DESCRIPTION OF THE TASK
Reproduce the lines below word for word, and omit the pictures from your answer.

ENTRIES SUPPLIED
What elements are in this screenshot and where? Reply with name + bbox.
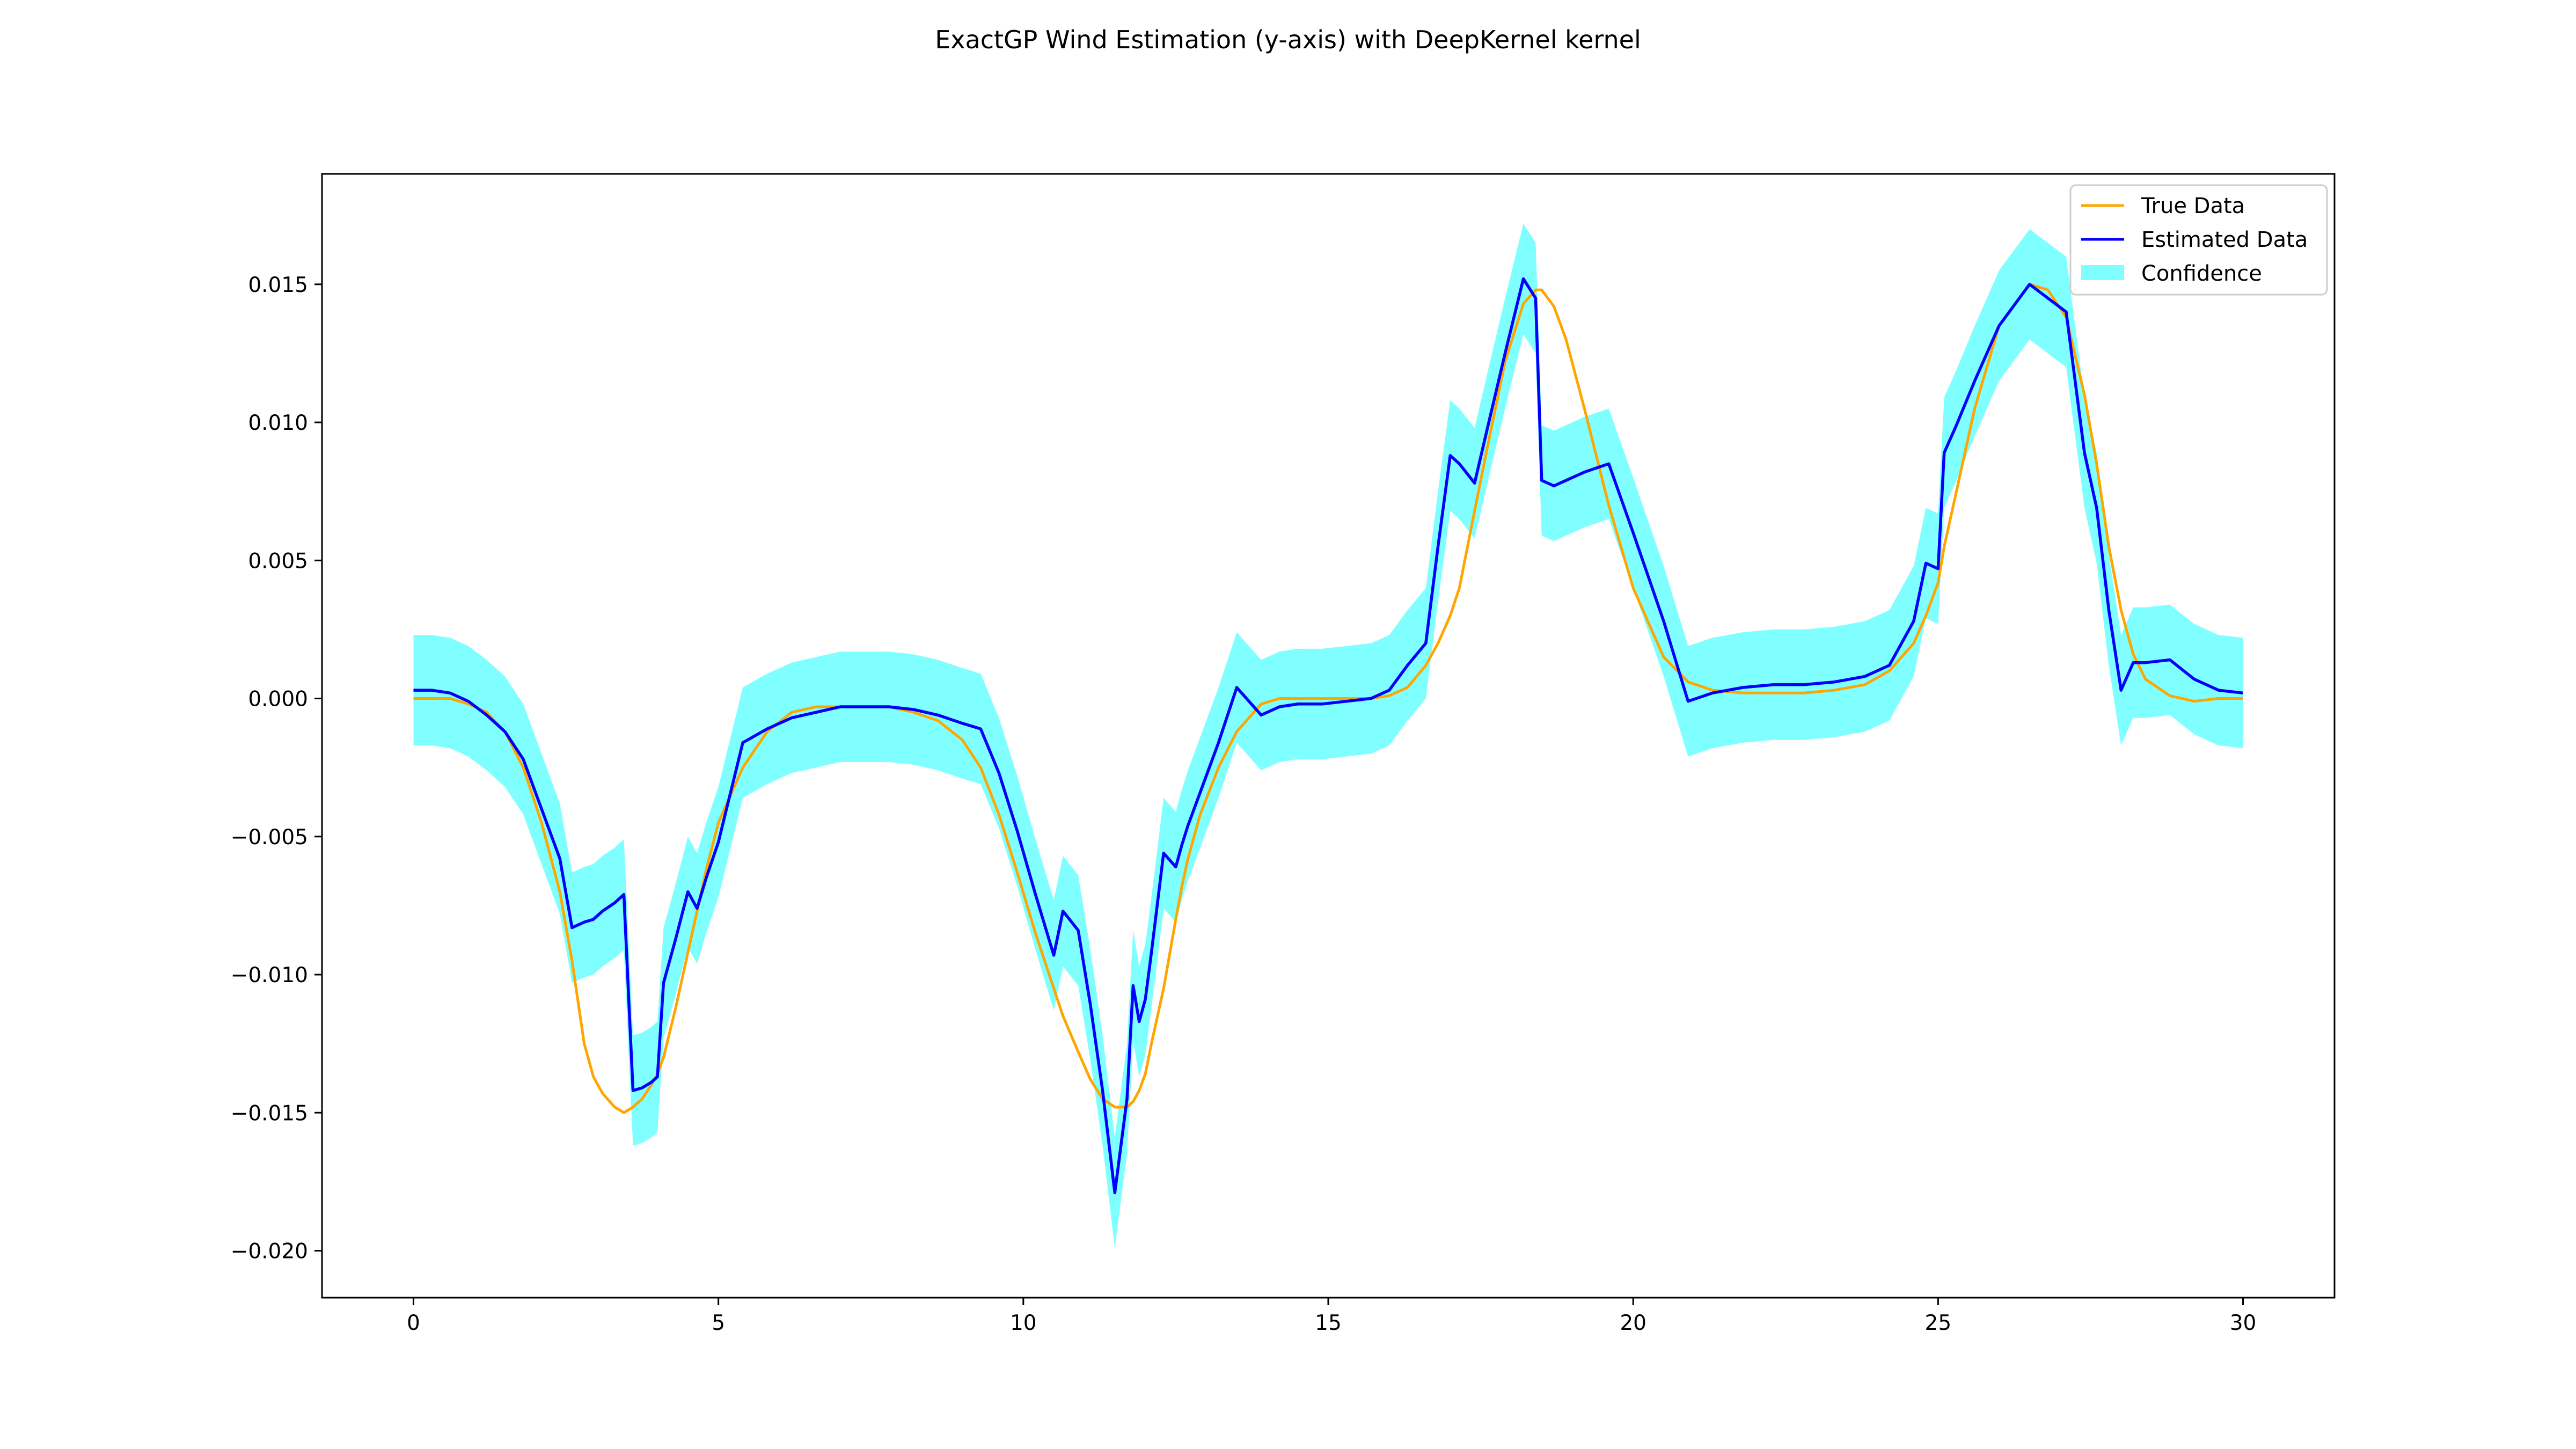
chart-title: ExactGP Wind Estimation (y-axis) with De…	[935, 25, 1641, 54]
y-tick-label: 0.010	[248, 411, 308, 435]
y-tick-label: 0.005	[248, 549, 308, 573]
x-tick-label: 30	[2230, 1311, 2257, 1335]
confidence-band	[413, 223, 2243, 1248]
x-tick-label: 10	[1010, 1311, 1037, 1335]
y-tick-label: −0.020	[231, 1240, 308, 1264]
y-axis: 0.015 0.010 0.005 0.000 −0.005 −0.010 −0.015 −0…	[231, 273, 322, 1264]
y-tick-label: −0.010	[231, 963, 308, 987]
x-tick-label: 20	[1620, 1311, 1646, 1335]
legend-confidence-swatch	[2081, 265, 2124, 280]
legend-confidence-label: Confidence	[2141, 261, 2262, 286]
x-tick-label: 25	[1925, 1311, 1952, 1335]
confidence-layer	[413, 223, 2243, 1248]
y-tick-label: 0.015	[248, 273, 308, 297]
legend-frame	[2069, 184, 2328, 296]
x-tick-label: 5	[712, 1311, 725, 1335]
x-tick-label: 15	[1315, 1311, 1342, 1335]
estimated-data-line	[413, 277, 2243, 1195]
y-tick-label: −0.005	[231, 825, 308, 850]
lines-layer	[413, 277, 2243, 1195]
plot-area	[322, 174, 2334, 1298]
x-tick-label: 0	[407, 1311, 420, 1335]
legend: True Data Estimated Data Confidence	[2069, 184, 2328, 296]
legend-true-data-label: True Data	[2141, 194, 2245, 218]
y-tick-label: 0.000	[248, 687, 308, 712]
legend-estimated-data-label: Estimated Data	[2141, 228, 2308, 252]
x-axis: 0 5 10 15 20 25 30	[407, 1298, 2256, 1335]
y-tick-label: −0.015	[231, 1101, 308, 1125]
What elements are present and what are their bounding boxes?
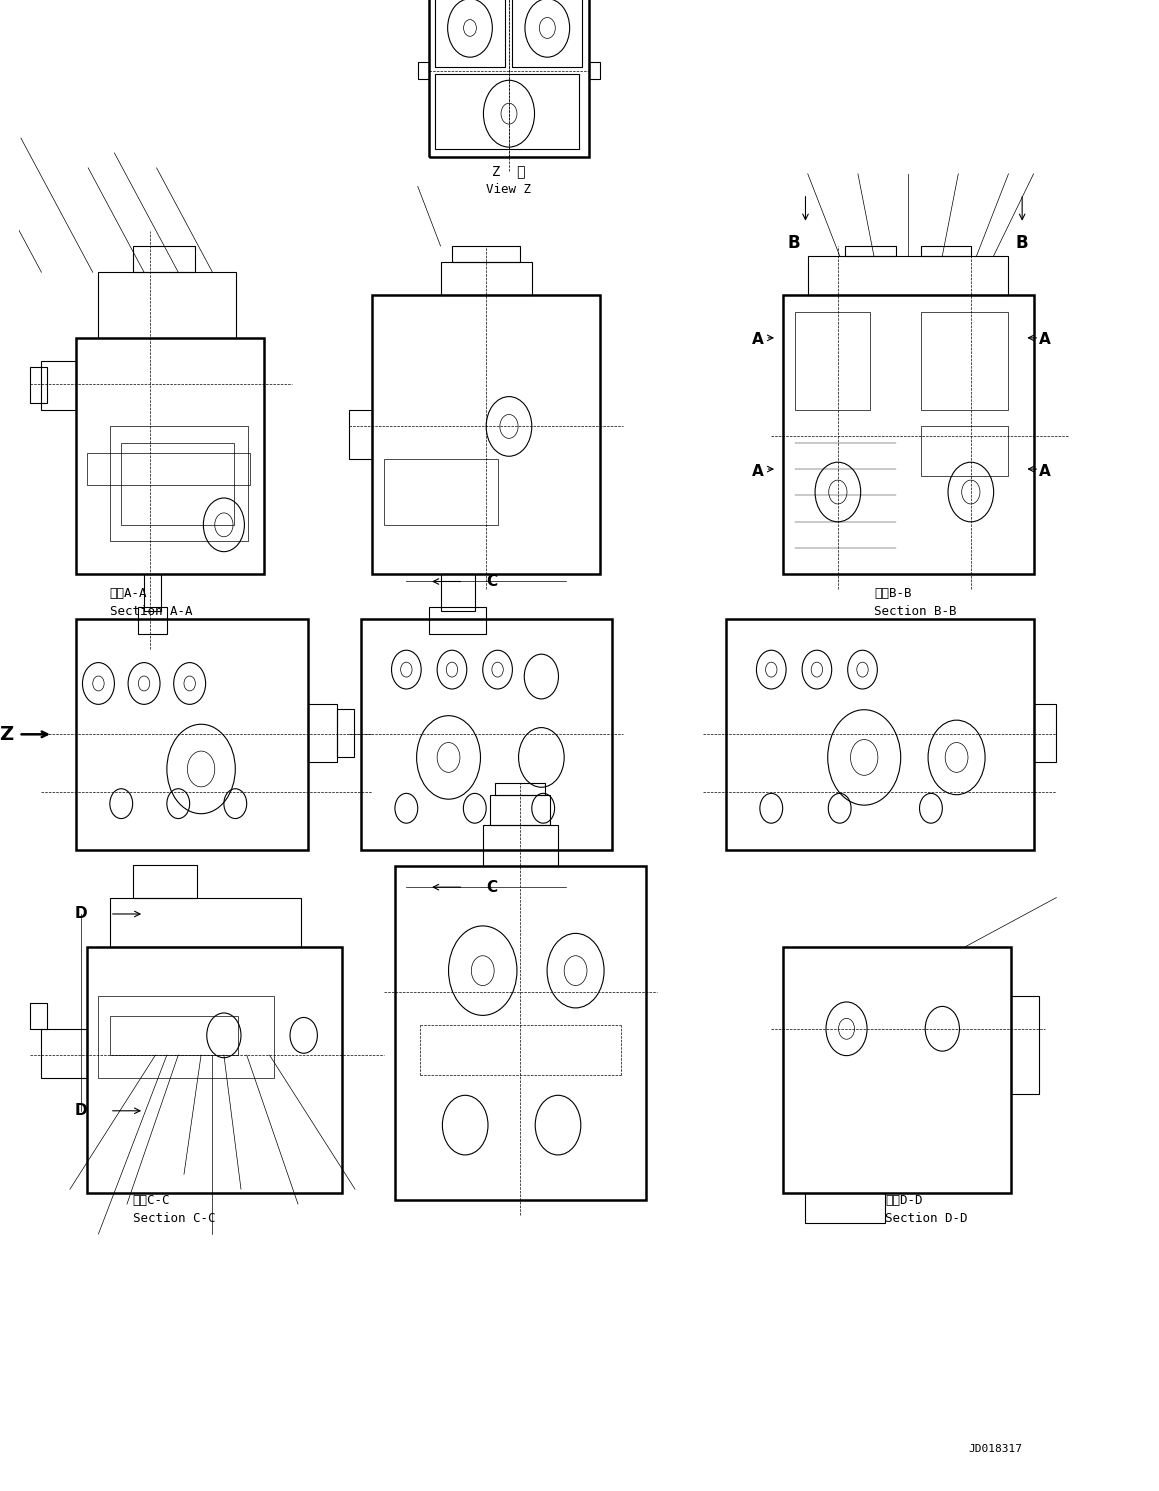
- Bar: [30, 1002, 48, 1029]
- Bar: [920, 426, 1008, 476]
- Text: 断面B-B: 断面B-B: [874, 587, 911, 599]
- Bar: [808, 256, 1008, 295]
- Bar: [1034, 704, 1056, 762]
- Bar: [429, 0, 589, 157]
- Bar: [110, 898, 301, 947]
- Bar: [132, 865, 197, 898]
- Bar: [132, 246, 196, 273]
- Bar: [99, 996, 274, 1078]
- Bar: [144, 574, 161, 611]
- Text: A: A: [752, 464, 764, 479]
- Bar: [440, 262, 532, 295]
- Bar: [372, 295, 600, 574]
- Bar: [452, 246, 520, 262]
- Bar: [435, 0, 505, 67]
- Bar: [589, 63, 600, 79]
- Bar: [512, 0, 583, 67]
- Bar: [99, 273, 236, 338]
- Bar: [308, 704, 337, 762]
- Text: 断面D-D: 断面D-D: [885, 1194, 923, 1206]
- Bar: [435, 73, 578, 149]
- Text: C: C: [486, 574, 497, 589]
- Bar: [138, 607, 167, 634]
- Text: Z  視: Z 視: [493, 164, 526, 179]
- Text: C: C: [486, 880, 497, 895]
- Bar: [110, 1015, 238, 1056]
- Bar: [337, 708, 353, 757]
- Bar: [920, 246, 971, 256]
- Bar: [30, 367, 48, 404]
- Bar: [75, 338, 264, 574]
- Bar: [42, 361, 75, 410]
- Bar: [42, 1029, 87, 1078]
- Bar: [782, 295, 1034, 574]
- Text: JD018317: JD018317: [968, 1443, 1022, 1454]
- Text: Section B-B: Section B-B: [874, 605, 956, 617]
- Text: Section D-D: Section D-D: [885, 1212, 968, 1224]
- Bar: [87, 453, 250, 486]
- Bar: [920, 312, 1008, 410]
- Bar: [75, 619, 308, 850]
- Bar: [110, 426, 248, 541]
- Text: A: A: [1040, 332, 1051, 347]
- Bar: [782, 947, 1011, 1193]
- Bar: [845, 246, 896, 256]
- Bar: [440, 574, 475, 611]
- Bar: [122, 443, 234, 525]
- Bar: [795, 312, 870, 410]
- Bar: [1011, 996, 1040, 1094]
- Bar: [490, 795, 551, 825]
- Text: B: B: [788, 234, 801, 252]
- Text: D: D: [74, 907, 87, 921]
- Bar: [726, 619, 1034, 850]
- Text: A: A: [1040, 464, 1051, 479]
- Bar: [806, 1193, 885, 1223]
- Text: A: A: [752, 332, 764, 347]
- Bar: [429, 607, 486, 634]
- Bar: [349, 410, 372, 459]
- Text: 断面C-C: 断面C-C: [132, 1194, 170, 1206]
- Bar: [495, 783, 546, 795]
- Bar: [395, 866, 646, 1200]
- Text: B: B: [1015, 234, 1028, 252]
- Bar: [417, 63, 429, 79]
- Text: D: D: [74, 1103, 87, 1118]
- Text: Section C-C: Section C-C: [132, 1212, 216, 1224]
- Bar: [360, 619, 612, 850]
- Bar: [87, 947, 343, 1193]
- Text: 断面A-A: 断面A-A: [110, 587, 147, 599]
- Text: View Z: View Z: [487, 183, 532, 195]
- Text: Section A-A: Section A-A: [110, 605, 192, 617]
- Bar: [483, 825, 557, 866]
- Text: Z: Z: [0, 725, 13, 744]
- Bar: [384, 459, 497, 525]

THE REPLY
What elements are in this screenshot and where? Reply with name + bbox.
chart-title: ExactGP Wind Estimation (y-axis) with De…	[935, 25, 1641, 54]
y-tick-label: 0.010	[248, 411, 308, 435]
y-tick-label: 0.005	[248, 549, 308, 573]
x-tick-label: 30	[2230, 1311, 2257, 1335]
confidence-band	[413, 223, 2243, 1248]
x-tick-label: 10	[1010, 1311, 1037, 1335]
y-tick-label: −0.020	[231, 1240, 308, 1264]
y-axis: 0.015 0.010 0.005 0.000 −0.005 −0.010 −0.015 −0…	[231, 273, 322, 1264]
y-tick-label: −0.010	[231, 963, 308, 987]
x-tick-label: 20	[1620, 1311, 1646, 1335]
legend-confidence-swatch	[2081, 265, 2124, 280]
legend-confidence-label: Confidence	[2141, 261, 2262, 286]
x-tick-label: 25	[1925, 1311, 1952, 1335]
confidence-layer	[413, 223, 2243, 1248]
y-tick-label: 0.015	[248, 273, 308, 297]
legend-frame	[2069, 184, 2328, 296]
x-tick-label: 5	[712, 1311, 725, 1335]
x-tick-label: 15	[1315, 1311, 1342, 1335]
estimated-data-line	[413, 277, 2243, 1195]
y-tick-label: −0.005	[231, 825, 308, 850]
lines-layer	[413, 277, 2243, 1195]
plot-area	[322, 174, 2334, 1298]
x-tick-label: 0	[407, 1311, 420, 1335]
legend: True Data Estimated Data Confidence	[2069, 184, 2328, 296]
legend-true-data-label: True Data	[2141, 194, 2245, 218]
y-tick-label: 0.000	[248, 687, 308, 712]
legend-estimated-data-label: Estimated Data	[2141, 228, 2308, 252]
x-axis: 0 5 10 15 20 25 30	[407, 1298, 2256, 1335]
y-tick-label: −0.015	[231, 1101, 308, 1125]
What elements are present and what are their bounding boxes?
- Bar: [30, 1002, 48, 1029]
- Bar: [920, 426, 1008, 476]
- Text: 断面B-B: 断面B-B: [874, 587, 911, 599]
- Bar: [808, 256, 1008, 295]
- Bar: [1034, 704, 1056, 762]
- Bar: [429, 0, 589, 157]
- Bar: [110, 898, 301, 947]
- Bar: [132, 865, 197, 898]
- Bar: [132, 246, 196, 273]
- Bar: [99, 996, 274, 1078]
- Bar: [144, 574, 161, 611]
- Text: A: A: [752, 464, 764, 479]
- Bar: [440, 262, 532, 295]
- Bar: [372, 295, 600, 574]
- Bar: [452, 246, 520, 262]
- Bar: [435, 0, 505, 67]
- Bar: [589, 63, 600, 79]
- Bar: [512, 0, 583, 67]
- Bar: [99, 273, 236, 338]
- Bar: [308, 704, 337, 762]
- Text: 断面D-D: 断面D-D: [885, 1194, 923, 1206]
- Bar: [435, 73, 578, 149]
- Text: C: C: [486, 574, 497, 589]
- Bar: [138, 607, 167, 634]
- Text: Z  視: Z 視: [493, 164, 526, 179]
- Text: C: C: [486, 880, 497, 895]
- Bar: [110, 1015, 238, 1056]
- Bar: [337, 708, 353, 757]
- Bar: [920, 246, 971, 256]
- Bar: [30, 367, 48, 404]
- Bar: [75, 338, 264, 574]
- Bar: [42, 361, 75, 410]
- Bar: [42, 1029, 87, 1078]
- Bar: [782, 295, 1034, 574]
- Text: JD018317: JD018317: [968, 1443, 1022, 1454]
- Text: Section B-B: Section B-B: [874, 605, 956, 617]
- Text: Section D-D: Section D-D: [885, 1212, 968, 1224]
- Bar: [87, 453, 250, 486]
- Bar: [920, 312, 1008, 410]
- Bar: [75, 619, 308, 850]
- Bar: [110, 426, 248, 541]
- Text: A: A: [1040, 332, 1051, 347]
- Bar: [782, 947, 1011, 1193]
- Bar: [845, 246, 896, 256]
- Bar: [440, 574, 475, 611]
- Bar: [122, 443, 234, 525]
- Bar: [795, 312, 870, 410]
- Bar: [1011, 996, 1040, 1094]
- Bar: [490, 795, 551, 825]
- Text: B: B: [788, 234, 801, 252]
- Text: D: D: [74, 907, 87, 921]
- Bar: [726, 619, 1034, 850]
- Text: A: A: [1040, 464, 1051, 479]
- Bar: [806, 1193, 885, 1223]
- Text: A: A: [752, 332, 764, 347]
- Bar: [429, 607, 486, 634]
- Bar: [349, 410, 372, 459]
- Text: 断面C-C: 断面C-C: [132, 1194, 170, 1206]
- Bar: [495, 783, 546, 795]
- Bar: [395, 866, 646, 1200]
- Text: B: B: [1015, 234, 1028, 252]
- Bar: [417, 63, 429, 79]
- Text: D: D: [74, 1103, 87, 1118]
- Text: Section C-C: Section C-C: [132, 1212, 216, 1224]
- Bar: [360, 619, 612, 850]
- Bar: [87, 947, 343, 1193]
- Text: 断面A-A: 断面A-A: [110, 587, 147, 599]
- Text: View Z: View Z: [487, 183, 532, 195]
- Text: Section A-A: Section A-A: [110, 605, 192, 617]
- Bar: [483, 825, 557, 866]
- Text: Z: Z: [0, 725, 13, 744]
- Bar: [384, 459, 497, 525]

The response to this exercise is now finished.